>>>>>
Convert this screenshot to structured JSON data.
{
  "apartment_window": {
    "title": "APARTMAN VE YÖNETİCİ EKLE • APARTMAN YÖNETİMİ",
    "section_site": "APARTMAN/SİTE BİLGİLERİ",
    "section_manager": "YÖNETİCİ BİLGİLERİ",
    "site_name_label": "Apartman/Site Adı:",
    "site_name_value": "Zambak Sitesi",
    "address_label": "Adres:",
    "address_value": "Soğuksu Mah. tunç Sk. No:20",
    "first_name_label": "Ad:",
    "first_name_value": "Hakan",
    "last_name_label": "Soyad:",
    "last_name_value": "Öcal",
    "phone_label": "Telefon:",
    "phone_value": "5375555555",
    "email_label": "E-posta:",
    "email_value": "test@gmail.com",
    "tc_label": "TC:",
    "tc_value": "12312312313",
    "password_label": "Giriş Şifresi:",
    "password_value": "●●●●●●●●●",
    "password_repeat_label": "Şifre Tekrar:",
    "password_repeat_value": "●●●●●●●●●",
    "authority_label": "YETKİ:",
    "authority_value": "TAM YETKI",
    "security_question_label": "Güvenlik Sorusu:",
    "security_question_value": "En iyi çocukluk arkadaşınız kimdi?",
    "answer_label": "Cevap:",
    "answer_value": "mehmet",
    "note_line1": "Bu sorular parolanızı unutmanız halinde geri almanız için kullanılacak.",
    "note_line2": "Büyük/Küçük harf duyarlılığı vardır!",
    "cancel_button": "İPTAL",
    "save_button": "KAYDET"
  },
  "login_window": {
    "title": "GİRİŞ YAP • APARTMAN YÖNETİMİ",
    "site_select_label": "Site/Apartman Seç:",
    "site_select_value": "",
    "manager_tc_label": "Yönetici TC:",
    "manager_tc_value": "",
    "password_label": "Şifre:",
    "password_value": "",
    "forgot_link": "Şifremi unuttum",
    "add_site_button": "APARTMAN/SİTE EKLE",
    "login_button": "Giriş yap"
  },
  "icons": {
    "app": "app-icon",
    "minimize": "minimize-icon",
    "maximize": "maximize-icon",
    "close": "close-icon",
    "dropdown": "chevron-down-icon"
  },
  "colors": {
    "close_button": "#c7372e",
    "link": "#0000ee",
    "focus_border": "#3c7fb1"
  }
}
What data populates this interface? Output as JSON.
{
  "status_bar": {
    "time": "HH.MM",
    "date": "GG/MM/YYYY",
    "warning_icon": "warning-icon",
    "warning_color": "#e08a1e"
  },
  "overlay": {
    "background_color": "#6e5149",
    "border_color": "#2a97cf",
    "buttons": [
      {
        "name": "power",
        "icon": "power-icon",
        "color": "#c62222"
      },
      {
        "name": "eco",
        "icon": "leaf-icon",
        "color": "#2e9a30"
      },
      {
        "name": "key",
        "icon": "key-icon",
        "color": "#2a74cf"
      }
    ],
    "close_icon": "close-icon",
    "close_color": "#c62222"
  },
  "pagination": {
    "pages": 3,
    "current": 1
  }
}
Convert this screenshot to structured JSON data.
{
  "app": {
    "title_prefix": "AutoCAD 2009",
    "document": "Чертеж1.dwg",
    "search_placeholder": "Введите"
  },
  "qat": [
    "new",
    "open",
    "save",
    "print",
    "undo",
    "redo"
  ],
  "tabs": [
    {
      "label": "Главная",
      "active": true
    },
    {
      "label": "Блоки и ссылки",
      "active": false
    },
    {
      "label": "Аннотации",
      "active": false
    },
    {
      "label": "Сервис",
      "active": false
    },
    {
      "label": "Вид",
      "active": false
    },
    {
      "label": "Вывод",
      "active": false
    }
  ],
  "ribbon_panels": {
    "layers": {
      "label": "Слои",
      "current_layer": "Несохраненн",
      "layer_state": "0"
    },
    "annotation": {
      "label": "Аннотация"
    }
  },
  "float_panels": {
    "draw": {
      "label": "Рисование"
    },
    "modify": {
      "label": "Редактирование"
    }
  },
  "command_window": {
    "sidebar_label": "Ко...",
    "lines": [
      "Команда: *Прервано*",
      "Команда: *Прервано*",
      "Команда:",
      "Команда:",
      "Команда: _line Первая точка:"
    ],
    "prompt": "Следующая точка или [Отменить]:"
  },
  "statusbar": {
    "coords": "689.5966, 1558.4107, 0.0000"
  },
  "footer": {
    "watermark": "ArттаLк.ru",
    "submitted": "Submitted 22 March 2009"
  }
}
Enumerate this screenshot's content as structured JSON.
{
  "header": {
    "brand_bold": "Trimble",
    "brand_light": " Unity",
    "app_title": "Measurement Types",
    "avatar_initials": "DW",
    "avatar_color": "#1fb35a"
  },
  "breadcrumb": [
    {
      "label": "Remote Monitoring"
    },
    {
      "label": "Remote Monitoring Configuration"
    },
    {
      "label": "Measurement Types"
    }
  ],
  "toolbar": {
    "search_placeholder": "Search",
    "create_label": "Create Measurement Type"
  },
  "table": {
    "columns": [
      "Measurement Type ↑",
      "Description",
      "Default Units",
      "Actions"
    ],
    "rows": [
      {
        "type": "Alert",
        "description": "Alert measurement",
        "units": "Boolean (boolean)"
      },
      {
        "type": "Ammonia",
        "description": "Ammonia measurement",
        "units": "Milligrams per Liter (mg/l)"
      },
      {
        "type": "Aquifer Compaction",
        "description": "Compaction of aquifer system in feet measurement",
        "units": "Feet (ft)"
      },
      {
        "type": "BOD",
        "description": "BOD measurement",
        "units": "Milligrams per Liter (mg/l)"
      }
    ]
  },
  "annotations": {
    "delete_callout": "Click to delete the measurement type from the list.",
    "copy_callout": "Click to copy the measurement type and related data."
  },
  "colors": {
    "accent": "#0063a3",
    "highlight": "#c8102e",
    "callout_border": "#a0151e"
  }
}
<<<<<
What is needed >> Copy out all of the lines above exactly.

Solution to this problem >>
Convert this screenshot to structured JSON data.
{
  "apartment_window": {
    "title": "APARTMAN VE YÖNETİCİ EKLE • APARTMAN YÖNETİMİ",
    "section_site": "APARTMAN/SİTE BİLGİLERİ",
    "section_manager": "YÖNETİCİ BİLGİLERİ",
    "site_name_label": "Apartman/Site Adı:",
    "site_name_value": "Zambak Sitesi",
    "address_label": "Adres:",
    "address_value": "Soğuksu Mah. tunç Sk. No:20",
    "first_name_label": "Ad:",
    "first_name_value": "Hakan",
    "last_name_label": "Soyad:",
    "last_name_value": "Öcal",
    "phone_label": "Telefon:",
    "phone_value": "5375555555",
    "email_label": "E-posta:",
    "email_value": "test@gmail.com",
    "tc_label": "TC:",
    "tc_value": "12312312313",
    "password_label": "Giriş Şifresi:",
    "password_value": "●●●●●●●●●",
    "password_repeat_label": "Şifre Tekrar:",
    "password_repeat_value": "●●●●●●●●●",
    "authority_label": "YETKİ:",
    "authority_value": "TAM YETKI",
    "security_question_label": "Güvenlik Sorusu:",
    "security_question_value": "En iyi çocukluk arkadaşınız kimdi?",
    "answer_label": "Cevap:",
    "answer_value": "mehmet",
    "note_line1": "Bu sorular parolanızı unutmanız halinde geri almanız için kullanılacak.",
    "note_line2": "Büyük/Küçük harf duyarlılığı vardır!",
    "cancel_button": "İPTAL",
    "save_button": "KAYDET"
  },
  "login_window": {
    "title": "GİRİŞ YAP • APARTMAN YÖNETİMİ",
    "site_select_label": "Site/Apartman Seç:",
    "site_select_value": "",
    "manager_tc_label": "Yönetici TC:",
    "manager_tc_value": "",
    "password_label": "Şifre:",
    "password_value": "",
    "forgot_link": "Şifremi unuttum",
    "add_site_button": "APARTMAN/SİTE EKLE",
    "login_button": "Giriş yap"
  },
  "icons": {
    "app": "app-icon",
    "minimize": "minimize-icon",
    "maximize": "maximize-icon",
    "close": "close-icon",
    "dropdown": "chevron-down-icon"
  },
  "colors": {
    "close_button": "#c7372e",
    "link": "#0000ee",
    "focus_border": "#3c7fb1"
  }
}
What data populates this interface? Output as JSON.
{
  "status_bar": {
    "time": "HH.MM",
    "date": "GG/MM/YYYY",
    "warning_icon": "warning-icon",
    "warning_color": "#e08a1e"
  },
  "overlay": {
    "background_color": "#6e5149",
    "border_color": "#2a97cf",
    "buttons": [
      {
        "name": "power",
        "icon": "power-icon",
        "color": "#c62222"
      },
      {
        "name": "eco",
        "icon": "leaf-icon",
        "color": "#2e9a30"
      },
      {
        "name": "key",
        "icon": "key-icon",
        "color": "#2a74cf"
      }
    ],
    "close_icon": "close-icon",
    "close_color": "#c62222"
  },
  "pagination": {
    "pages": 3,
    "current": 1
  }
}
Convert this screenshot to structured JSON data.
{
  "app": {
    "title_prefix": "AutoCAD 2009",
    "document": "Чертеж1.dwg",
    "search_placeholder": "Введите"
  },
  "qat": [
    "new",
    "open",
    "save",
    "print",
    "undo",
    "redo"
  ],
  "tabs": [
    {
      "label": "Главная",
      "active": true
    },
    {
      "label": "Блоки и ссылки",
      "active": false
    },
    {
      "label": "Аннотации",
      "active": false
    },
    {
      "label": "Сервис",
      "active": false
    },
    {
      "label": "Вид",
      "active": false
    },
    {
      "label": "Вывод",
      "active": false
    }
  ],
  "ribbon_panels": {
    "layers": {
      "label": "Слои",
      "current_layer": "Несохраненн",
      "layer_state": "0"
    },
    "annotation": {
      "label": "Аннотация"
    }
  },
  "float_panels": {
    "draw": {
      "label": "Рисование"
    },
    "modify": {
      "label": "Редактирование"
    }
  },
  "command_window": {
    "sidebar_label": "Ко...",
    "lines": [
      "Команда: *Прервано*",
      "Команда: *Прервано*",
      "Команда:",
      "Команда:",
      "Команда: _line Первая точка:"
    ],
    "prompt": "Следующая точка или [Отменить]:"
  },
  "statusbar": {
    "coords": "689.5966, 1558.4107, 0.0000"
  },
  "footer": {
    "watermark": "ArттаLк.ru",
    "submitted": "Submitted 22 March 2009"
  }
}
Enumerate this screenshot's content as structured JSON.
{
  "header": {
    "brand_bold": "Trimble",
    "brand_light": " Unity",
    "app_title": "Measurement Types",
    "avatar_initials": "DW",
    "avatar_color": "#1fb35a"
  },
  "breadcrumb": [
    {
      "label": "Remote Monitoring"
    },
    {
      "label": "Remote Monitoring Configuration"
    },
    {
      "label": "Measurement Types"
    }
  ],
  "toolbar": {
    "search_placeholder": "Search",
    "create_label": "Create Measurement Type"
  },
  "table": {
    "columns": [
      "Measurement Type ↑",
      "Description",
      "Default Units",
      "Actions"
    ],
    "rows": [
      {
        "type": "Alert",
        "description": "Alert measurement",
        "units": "Boolean (boolean)"
      },
      {
        "type": "Ammonia",
        "description": "Ammonia measurement",
        "units": "Milligrams per Liter (mg/l)"
      },
      {
        "type": "Aquifer Compaction",
        "description": "Compaction of aquifer system in feet measurement",
        "units": "Feet (ft)"
      },
      {
        "type": "BOD",
        "description": "BOD measurement",
        "units": "Milligrams per Liter (mg/l)"
      }
    ]
  },
  "annotations": {
    "delete_callout": "Click to delete the measurement type from the list.",
    "copy_callout": "Click to copy the measurement type and related data."
  },
  "colors": {
    "accent": "#0063a3",
    "highlight": "#c8102e",
    "callout_border": "#a0151e"
  }
}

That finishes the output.